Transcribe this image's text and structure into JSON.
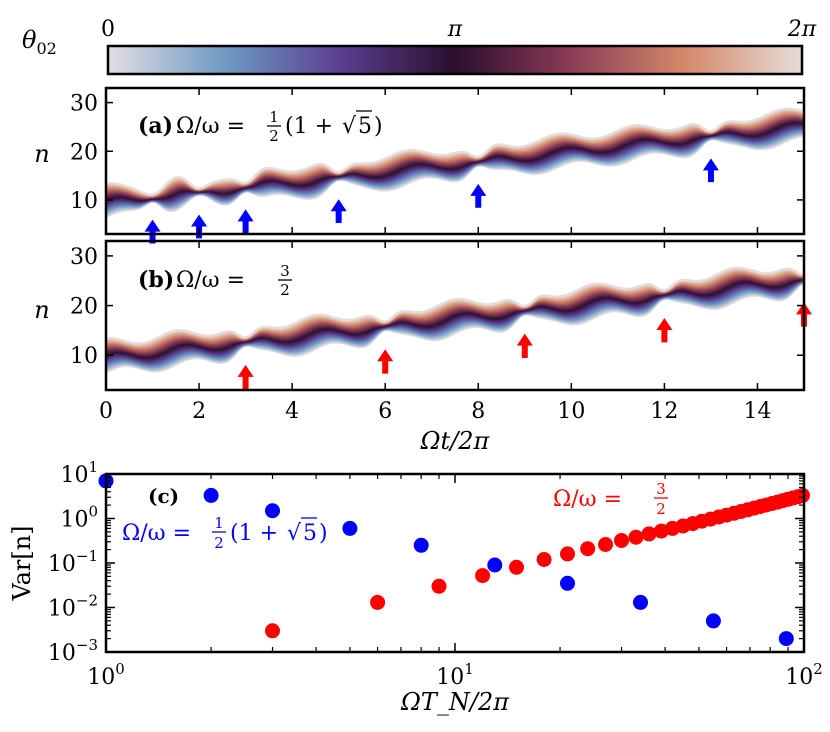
{
  "colorbar": {
    "label": "θ",
    "label_sub": "02",
    "ticks": [
      "0",
      "π",
      "2π"
    ],
    "colors": [
      "#e4dde3",
      "#6e9bc4",
      "#5b3f92",
      "#2b0f2e",
      "#8b3b56",
      "#d58a6a",
      "#e6dcd9"
    ]
  },
  "chart_data": [
    {
      "type": "line",
      "panel": "(a)",
      "title": "(a) Ω/ω = ½(1 + √5)",
      "title_parts": {
        "tag": "(a)",
        "lhs": "Ω/ω =",
        "frac_num": "1",
        "frac_den": "2",
        "rest_open": "(1 +",
        "sqrt": "√",
        "sqrt_arg": "5",
        "rest_close": ")"
      },
      "ylabel": "n",
      "xlim": [
        0,
        15
      ],
      "ylim": [
        3,
        33
      ],
      "yticks": [
        10,
        20,
        30
      ],
      "ytick_labels": [
        "10",
        "20",
        "30"
      ],
      "series_count": 24,
      "arrow_color": "#0000ff",
      "arrows_x": [
        1,
        2,
        3,
        5,
        8,
        13
      ]
    },
    {
      "type": "line",
      "panel": "(b)",
      "title": "(b) Ω/ω = 3/2",
      "title_parts": {
        "tag": "(b)",
        "lhs": "Ω/ω =",
        "frac_num": "3",
        "frac_den": "2"
      },
      "ylabel": "n",
      "xlabel": "Ωt/2π",
      "xlim": [
        0,
        15
      ],
      "ylim": [
        3,
        33
      ],
      "xticks": [
        0,
        2,
        4,
        6,
        8,
        10,
        12,
        14
      ],
      "xtick_labels": [
        "0",
        "2",
        "4",
        "6",
        "8",
        "10",
        "12",
        "14"
      ],
      "yticks": [
        10,
        20,
        30
      ],
      "ytick_labels": [
        "10",
        "20",
        "30"
      ],
      "series_count": 24,
      "arrow_color": "#ff0000",
      "arrows_x": [
        3,
        6,
        9,
        12,
        15
      ]
    },
    {
      "type": "scatter",
      "panel": "(c)",
      "xscale": "log",
      "yscale": "log",
      "xlim": [
        1,
        100
      ],
      "ylim": [
        0.001,
        10
      ],
      "xlabel": "ΩT_N/2π",
      "ylabel": "Var[n]",
      "xtick_labels": [
        [
          "10",
          "0"
        ],
        [
          "10",
          "1"
        ],
        [
          "10",
          "2"
        ]
      ],
      "ytick_labels": [
        [
          "10",
          "−3"
        ],
        [
          "10",
          "−2"
        ],
        [
          "10",
          "−1"
        ],
        [
          "10",
          "0"
        ],
        [
          "10",
          "1"
        ]
      ],
      "series": [
        {
          "name": "Ω/ω = ½(1 + √5)",
          "label_parts": {
            "lhs": "Ω/ω =",
            "frac_num": "1",
            "frac_den": "2",
            "rest_open": "(1 +",
            "sqrt": "√",
            "sqrt_arg": "5",
            "rest_close": ")"
          },
          "color": "#0000ff",
          "x": [
            1,
            2,
            3,
            5,
            8,
            13,
            21,
            34,
            55,
            89
          ],
          "y": [
            7.0,
            3.3,
            1.5,
            0.6,
            0.25,
            0.09,
            0.035,
            0.013,
            0.005,
            0.002
          ]
        },
        {
          "name": "Ω/ω = 3/2",
          "label_parts": {
            "lhs": "Ω/ω =",
            "frac_num": "3",
            "frac_den": "2"
          },
          "color": "#ff0000",
          "x": [
            3,
            6,
            9,
            12,
            15,
            18,
            21,
            24,
            27,
            30,
            33,
            36,
            39,
            42,
            45,
            48,
            51,
            54,
            57,
            60,
            63,
            66,
            69,
            72,
            75,
            78,
            81,
            84,
            87,
            90,
            93,
            96,
            99
          ],
          "y": [
            0.003,
            0.013,
            0.03,
            0.052,
            0.08,
            0.12,
            0.16,
            0.21,
            0.26,
            0.32,
            0.38,
            0.45,
            0.52,
            0.6,
            0.68,
            0.77,
            0.87,
            0.97,
            1.08,
            1.19,
            1.31,
            1.44,
            1.57,
            1.71,
            1.86,
            2.01,
            2.17,
            2.34,
            2.52,
            2.7,
            2.89,
            3.08,
            3.3
          ]
        }
      ],
      "panel_label": "(c)"
    }
  ]
}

### Exercise task
Set down all the data again exactly as above, pictures excluded.

### Full response
Transcribe this image's text and structure into JSON.
{
  "colorbar": {
    "label": "θ",
    "label_sub": "02",
    "ticks": [
      "0",
      "π",
      "2π"
    ],
    "colors": [
      "#e4dde3",
      "#6e9bc4",
      "#5b3f92",
      "#2b0f2e",
      "#8b3b56",
      "#d58a6a",
      "#e6dcd9"
    ]
  },
  "chart_data": [
    {
      "type": "line",
      "panel": "(a)",
      "title": "(a) Ω/ω = ½(1 + √5)",
      "title_parts": {
        "tag": "(a)",
        "lhs": "Ω/ω =",
        "frac_num": "1",
        "frac_den": "2",
        "rest_open": "(1 +",
        "sqrt": "√",
        "sqrt_arg": "5",
        "rest_close": ")"
      },
      "ylabel": "n",
      "xlim": [
        0,
        15
      ],
      "ylim": [
        3,
        33
      ],
      "yticks": [
        10,
        20,
        30
      ],
      "ytick_labels": [
        "10",
        "20",
        "30"
      ],
      "series_count": 24,
      "arrow_color": "#0000ff",
      "arrows_x": [
        1,
        2,
        3,
        5,
        8,
        13
      ]
    },
    {
      "type": "line",
      "panel": "(b)",
      "title": "(b) Ω/ω = 3/2",
      "title_parts": {
        "tag": "(b)",
        "lhs": "Ω/ω =",
        "frac_num": "3",
        "frac_den": "2"
      },
      "ylabel": "n",
      "xlabel": "Ωt/2π",
      "xlim": [
        0,
        15
      ],
      "ylim": [
        3,
        33
      ],
      "xticks": [
        0,
        2,
        4,
        6,
        8,
        10,
        12,
        14
      ],
      "xtick_labels": [
        "0",
        "2",
        "4",
        "6",
        "8",
        "10",
        "12",
        "14"
      ],
      "yticks": [
        10,
        20,
        30
      ],
      "ytick_labels": [
        "10",
        "20",
        "30"
      ],
      "series_count": 24,
      "arrow_color": "#ff0000",
      "arrows_x": [
        3,
        6,
        9,
        12,
        15
      ]
    },
    {
      "type": "scatter",
      "panel": "(c)",
      "xscale": "log",
      "yscale": "log",
      "xlim": [
        1,
        100
      ],
      "ylim": [
        0.001,
        10
      ],
      "xlabel": "ΩT_N/2π",
      "ylabel": "Var[n]",
      "xtick_labels": [
        [
          "10",
          "0"
        ],
        [
          "10",
          "1"
        ],
        [
          "10",
          "2"
        ]
      ],
      "ytick_labels": [
        [
          "10",
          "−3"
        ],
        [
          "10",
          "−2"
        ],
        [
          "10",
          "−1"
        ],
        [
          "10",
          "0"
        ],
        [
          "10",
          "1"
        ]
      ],
      "series": [
        {
          "name": "Ω/ω = ½(1 + √5)",
          "label_parts": {
            "lhs": "Ω/ω =",
            "frac_num": "1",
            "frac_den": "2",
            "rest_open": "(1 +",
            "sqrt": "√",
            "sqrt_arg": "5",
            "rest_close": ")"
          },
          "color": "#0000ff",
          "x": [
            1,
            2,
            3,
            5,
            8,
            13,
            21,
            34,
            55,
            89
          ],
          "y": [
            7.0,
            3.3,
            1.5,
            0.6,
            0.25,
            0.09,
            0.035,
            0.013,
            0.005,
            0.002
          ]
        },
        {
          "name": "Ω/ω = 3/2",
          "label_parts": {
            "lhs": "Ω/ω =",
            "frac_num": "3",
            "frac_den": "2"
          },
          "color": "#ff0000",
          "x": [
            3,
            6,
            9,
            12,
            15,
            18,
            21,
            24,
            27,
            30,
            33,
            36,
            39,
            42,
            45,
            48,
            51,
            54,
            57,
            60,
            63,
            66,
            69,
            72,
            75,
            78,
            81,
            84,
            87,
            90,
            93,
            96,
            99
          ],
          "y": [
            0.003,
            0.013,
            0.03,
            0.052,
            0.08,
            0.12,
            0.16,
            0.21,
            0.26,
            0.32,
            0.38,
            0.45,
            0.52,
            0.6,
            0.68,
            0.77,
            0.87,
            0.97,
            1.08,
            1.19,
            1.31,
            1.44,
            1.57,
            1.71,
            1.86,
            2.01,
            2.17,
            2.34,
            2.52,
            2.7,
            2.89,
            3.08,
            3.3
          ]
        }
      ],
      "panel_label": "(c)"
    }
  ]
}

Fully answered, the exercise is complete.